-- Begin Dataset entries --

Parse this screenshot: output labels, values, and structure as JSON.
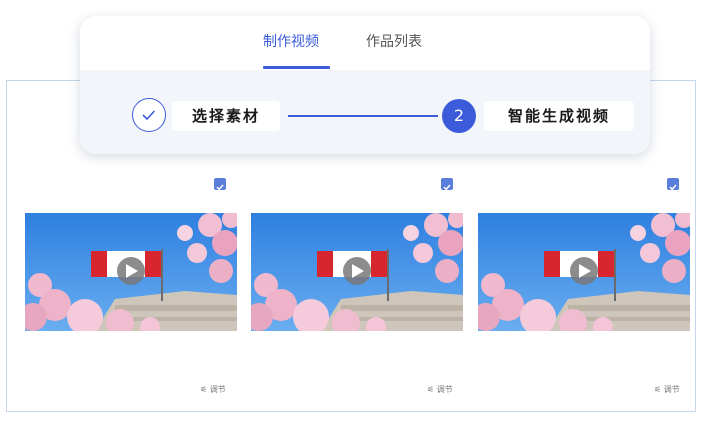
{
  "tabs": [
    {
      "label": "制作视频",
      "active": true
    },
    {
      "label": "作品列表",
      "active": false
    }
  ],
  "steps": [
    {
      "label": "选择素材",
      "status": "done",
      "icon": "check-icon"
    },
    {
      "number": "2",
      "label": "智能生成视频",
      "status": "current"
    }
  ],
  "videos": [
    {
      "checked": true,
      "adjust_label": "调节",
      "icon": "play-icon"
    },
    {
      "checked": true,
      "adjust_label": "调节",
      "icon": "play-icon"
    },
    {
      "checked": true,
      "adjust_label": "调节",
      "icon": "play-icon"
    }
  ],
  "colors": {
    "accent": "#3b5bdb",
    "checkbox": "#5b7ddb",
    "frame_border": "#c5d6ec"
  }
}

-- End Dataset entries --

#### [Set task]
Set the listing down in full and exactly. Pictures within it should not appear in the copy.

#### [Solution]
Parse this screenshot: output labels, values, and structure as JSON.
{
  "tabs": [
    {
      "label": "制作视频",
      "active": true
    },
    {
      "label": "作品列表",
      "active": false
    }
  ],
  "steps": [
    {
      "label": "选择素材",
      "status": "done",
      "icon": "check-icon"
    },
    {
      "number": "2",
      "label": "智能生成视频",
      "status": "current"
    }
  ],
  "videos": [
    {
      "checked": true,
      "adjust_label": "调节",
      "icon": "play-icon"
    },
    {
      "checked": true,
      "adjust_label": "调节",
      "icon": "play-icon"
    },
    {
      "checked": true,
      "adjust_label": "调节",
      "icon": "play-icon"
    }
  ],
  "colors": {
    "accent": "#3b5bdb",
    "checkbox": "#5b7ddb",
    "frame_border": "#c5d6ec"
  }
}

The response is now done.